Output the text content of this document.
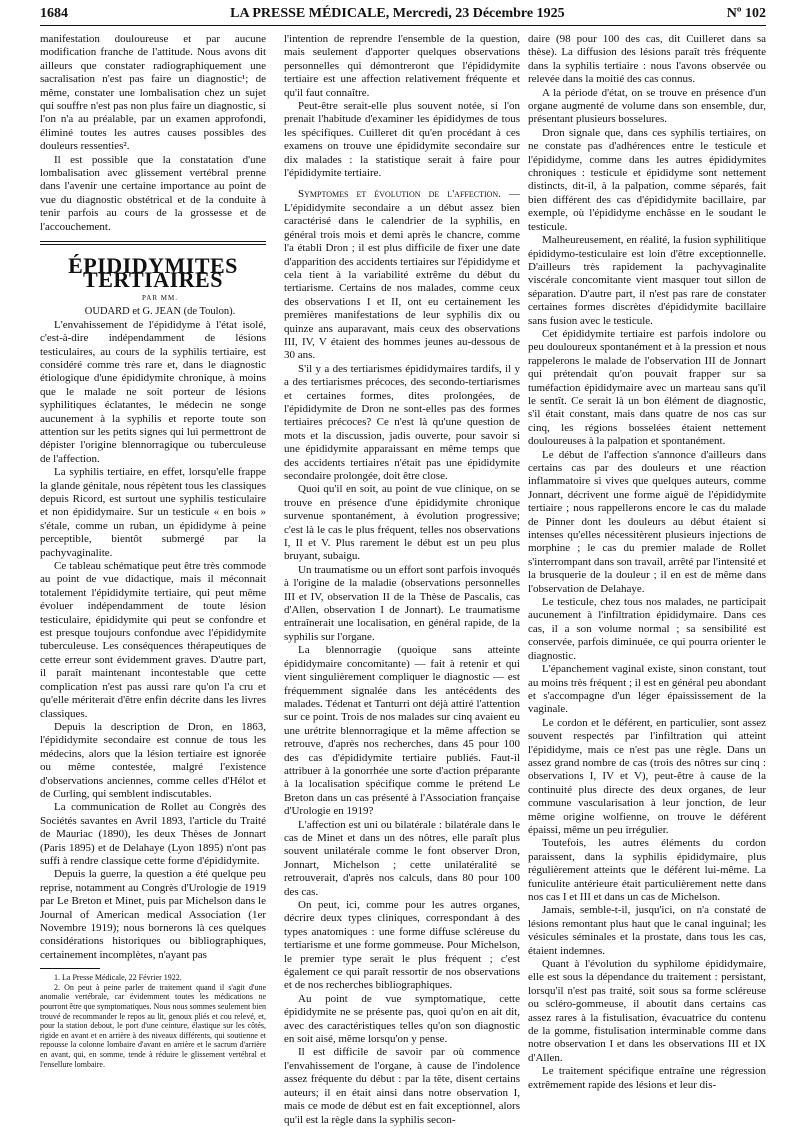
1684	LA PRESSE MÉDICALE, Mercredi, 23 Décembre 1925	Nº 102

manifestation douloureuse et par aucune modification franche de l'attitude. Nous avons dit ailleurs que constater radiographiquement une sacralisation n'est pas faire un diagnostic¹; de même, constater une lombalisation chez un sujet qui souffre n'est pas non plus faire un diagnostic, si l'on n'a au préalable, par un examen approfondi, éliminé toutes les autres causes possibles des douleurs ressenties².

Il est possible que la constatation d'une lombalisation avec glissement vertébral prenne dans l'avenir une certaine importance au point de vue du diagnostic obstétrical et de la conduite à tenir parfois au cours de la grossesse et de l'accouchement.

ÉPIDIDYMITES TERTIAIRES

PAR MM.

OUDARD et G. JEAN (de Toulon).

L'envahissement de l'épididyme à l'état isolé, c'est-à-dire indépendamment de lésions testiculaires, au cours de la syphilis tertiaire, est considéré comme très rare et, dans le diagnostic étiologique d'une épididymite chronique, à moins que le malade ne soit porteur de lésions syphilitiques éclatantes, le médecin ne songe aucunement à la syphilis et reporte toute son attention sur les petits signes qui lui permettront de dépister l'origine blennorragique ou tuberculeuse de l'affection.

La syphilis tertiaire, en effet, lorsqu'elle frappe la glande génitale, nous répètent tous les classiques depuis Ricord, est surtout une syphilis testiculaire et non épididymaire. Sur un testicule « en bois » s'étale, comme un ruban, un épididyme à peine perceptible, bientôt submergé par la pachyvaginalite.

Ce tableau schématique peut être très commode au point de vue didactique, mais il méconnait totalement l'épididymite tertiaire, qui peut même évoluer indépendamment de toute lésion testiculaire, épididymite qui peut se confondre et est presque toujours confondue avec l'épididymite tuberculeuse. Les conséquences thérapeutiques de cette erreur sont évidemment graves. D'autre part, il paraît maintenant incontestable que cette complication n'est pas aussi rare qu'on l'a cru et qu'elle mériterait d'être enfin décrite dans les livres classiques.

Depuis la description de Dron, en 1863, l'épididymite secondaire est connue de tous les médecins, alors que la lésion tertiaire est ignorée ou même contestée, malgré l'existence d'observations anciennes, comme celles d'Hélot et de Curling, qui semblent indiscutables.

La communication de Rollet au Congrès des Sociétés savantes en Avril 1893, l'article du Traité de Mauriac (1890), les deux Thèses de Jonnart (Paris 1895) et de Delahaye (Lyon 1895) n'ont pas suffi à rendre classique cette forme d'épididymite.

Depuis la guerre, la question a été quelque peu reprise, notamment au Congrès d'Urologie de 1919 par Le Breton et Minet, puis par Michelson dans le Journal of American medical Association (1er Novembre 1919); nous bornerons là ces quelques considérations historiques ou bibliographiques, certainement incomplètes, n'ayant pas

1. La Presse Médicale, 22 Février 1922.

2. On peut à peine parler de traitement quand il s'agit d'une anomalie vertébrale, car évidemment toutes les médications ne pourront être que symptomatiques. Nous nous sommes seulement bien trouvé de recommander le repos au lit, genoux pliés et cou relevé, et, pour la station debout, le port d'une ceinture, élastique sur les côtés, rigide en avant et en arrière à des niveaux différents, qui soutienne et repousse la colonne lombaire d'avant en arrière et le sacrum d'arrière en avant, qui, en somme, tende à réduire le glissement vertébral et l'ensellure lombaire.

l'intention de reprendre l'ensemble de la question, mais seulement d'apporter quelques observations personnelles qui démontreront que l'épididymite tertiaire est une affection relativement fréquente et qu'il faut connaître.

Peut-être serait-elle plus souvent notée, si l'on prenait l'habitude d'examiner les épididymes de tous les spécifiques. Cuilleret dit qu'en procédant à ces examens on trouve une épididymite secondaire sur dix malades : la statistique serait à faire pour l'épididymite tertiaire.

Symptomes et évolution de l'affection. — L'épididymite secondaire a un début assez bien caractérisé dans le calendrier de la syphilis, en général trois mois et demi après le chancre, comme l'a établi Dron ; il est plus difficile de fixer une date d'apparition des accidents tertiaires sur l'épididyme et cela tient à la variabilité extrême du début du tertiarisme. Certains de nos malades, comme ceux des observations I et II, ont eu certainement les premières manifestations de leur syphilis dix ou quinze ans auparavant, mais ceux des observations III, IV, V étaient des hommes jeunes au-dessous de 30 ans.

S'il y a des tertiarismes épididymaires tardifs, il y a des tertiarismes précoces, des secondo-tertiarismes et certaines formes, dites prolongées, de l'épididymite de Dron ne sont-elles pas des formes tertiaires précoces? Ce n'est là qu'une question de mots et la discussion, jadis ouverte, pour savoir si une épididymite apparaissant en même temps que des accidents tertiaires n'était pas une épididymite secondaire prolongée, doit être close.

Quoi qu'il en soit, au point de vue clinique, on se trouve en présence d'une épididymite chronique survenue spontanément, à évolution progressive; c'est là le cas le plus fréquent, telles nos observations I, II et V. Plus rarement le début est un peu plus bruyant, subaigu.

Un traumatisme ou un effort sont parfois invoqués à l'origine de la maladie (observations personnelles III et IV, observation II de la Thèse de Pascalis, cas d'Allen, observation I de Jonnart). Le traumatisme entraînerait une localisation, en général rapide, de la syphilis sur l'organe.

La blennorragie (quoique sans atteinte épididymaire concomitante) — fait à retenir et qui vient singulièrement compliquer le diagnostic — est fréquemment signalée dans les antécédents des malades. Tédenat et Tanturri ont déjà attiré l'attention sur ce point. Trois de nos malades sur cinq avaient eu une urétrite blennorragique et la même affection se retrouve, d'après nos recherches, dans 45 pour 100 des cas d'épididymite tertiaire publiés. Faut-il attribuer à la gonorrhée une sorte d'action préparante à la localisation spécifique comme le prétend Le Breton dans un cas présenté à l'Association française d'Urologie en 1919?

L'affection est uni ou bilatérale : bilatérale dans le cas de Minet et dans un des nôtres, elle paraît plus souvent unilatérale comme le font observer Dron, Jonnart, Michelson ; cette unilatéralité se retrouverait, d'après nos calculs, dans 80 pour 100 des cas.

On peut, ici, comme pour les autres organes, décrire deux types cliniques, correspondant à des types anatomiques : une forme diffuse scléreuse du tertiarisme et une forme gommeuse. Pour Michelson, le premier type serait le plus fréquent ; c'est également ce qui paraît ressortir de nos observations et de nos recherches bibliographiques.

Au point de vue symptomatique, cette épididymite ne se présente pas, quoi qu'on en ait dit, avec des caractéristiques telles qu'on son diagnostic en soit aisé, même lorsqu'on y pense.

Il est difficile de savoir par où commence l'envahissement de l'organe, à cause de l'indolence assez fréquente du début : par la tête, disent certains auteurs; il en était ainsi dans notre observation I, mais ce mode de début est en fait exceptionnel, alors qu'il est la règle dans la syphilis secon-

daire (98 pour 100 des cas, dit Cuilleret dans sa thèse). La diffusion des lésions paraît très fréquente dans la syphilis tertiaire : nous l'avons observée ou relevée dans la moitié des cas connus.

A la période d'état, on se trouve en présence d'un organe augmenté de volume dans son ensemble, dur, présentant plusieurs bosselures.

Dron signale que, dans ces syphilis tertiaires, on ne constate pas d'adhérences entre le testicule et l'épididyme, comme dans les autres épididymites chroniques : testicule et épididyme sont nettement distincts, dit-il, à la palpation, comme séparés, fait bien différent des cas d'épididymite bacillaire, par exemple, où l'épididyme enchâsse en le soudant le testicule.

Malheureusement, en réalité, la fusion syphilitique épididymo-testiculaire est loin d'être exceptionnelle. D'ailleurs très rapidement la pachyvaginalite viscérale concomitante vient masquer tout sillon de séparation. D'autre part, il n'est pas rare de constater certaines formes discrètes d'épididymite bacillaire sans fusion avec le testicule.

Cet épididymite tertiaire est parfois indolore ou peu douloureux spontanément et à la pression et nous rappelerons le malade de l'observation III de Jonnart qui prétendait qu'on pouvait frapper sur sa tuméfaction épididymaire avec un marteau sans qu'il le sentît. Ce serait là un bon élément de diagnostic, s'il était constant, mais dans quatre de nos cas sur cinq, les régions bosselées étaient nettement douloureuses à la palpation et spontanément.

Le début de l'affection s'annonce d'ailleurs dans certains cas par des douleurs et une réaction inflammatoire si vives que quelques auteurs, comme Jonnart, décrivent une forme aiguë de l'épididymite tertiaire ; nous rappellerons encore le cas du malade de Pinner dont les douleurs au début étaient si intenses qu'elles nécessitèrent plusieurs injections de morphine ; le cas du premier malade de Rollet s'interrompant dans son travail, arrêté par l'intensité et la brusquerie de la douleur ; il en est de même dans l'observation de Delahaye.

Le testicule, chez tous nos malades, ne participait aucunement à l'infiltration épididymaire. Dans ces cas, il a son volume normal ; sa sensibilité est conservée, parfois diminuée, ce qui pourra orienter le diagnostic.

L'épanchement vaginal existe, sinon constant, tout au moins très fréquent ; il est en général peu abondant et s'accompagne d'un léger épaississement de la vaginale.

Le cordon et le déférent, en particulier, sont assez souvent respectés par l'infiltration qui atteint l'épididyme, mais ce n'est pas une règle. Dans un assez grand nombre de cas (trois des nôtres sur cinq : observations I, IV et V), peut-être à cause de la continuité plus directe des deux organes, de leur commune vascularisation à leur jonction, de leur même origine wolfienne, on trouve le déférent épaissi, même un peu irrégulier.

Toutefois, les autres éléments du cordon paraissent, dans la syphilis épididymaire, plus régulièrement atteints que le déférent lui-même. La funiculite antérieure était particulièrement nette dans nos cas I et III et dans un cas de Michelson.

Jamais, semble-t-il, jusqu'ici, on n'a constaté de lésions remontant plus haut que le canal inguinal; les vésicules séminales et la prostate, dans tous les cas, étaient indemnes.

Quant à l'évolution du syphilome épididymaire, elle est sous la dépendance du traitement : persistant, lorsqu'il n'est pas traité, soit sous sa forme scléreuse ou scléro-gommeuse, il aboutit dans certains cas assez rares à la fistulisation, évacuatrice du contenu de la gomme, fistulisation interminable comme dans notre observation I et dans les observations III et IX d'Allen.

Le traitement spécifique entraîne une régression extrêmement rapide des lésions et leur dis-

★ ★ ★ ★ ★

> Task details: Reply with the number of lines in the data that include the string "douleurs" and nothing else.

> Complete answer: 2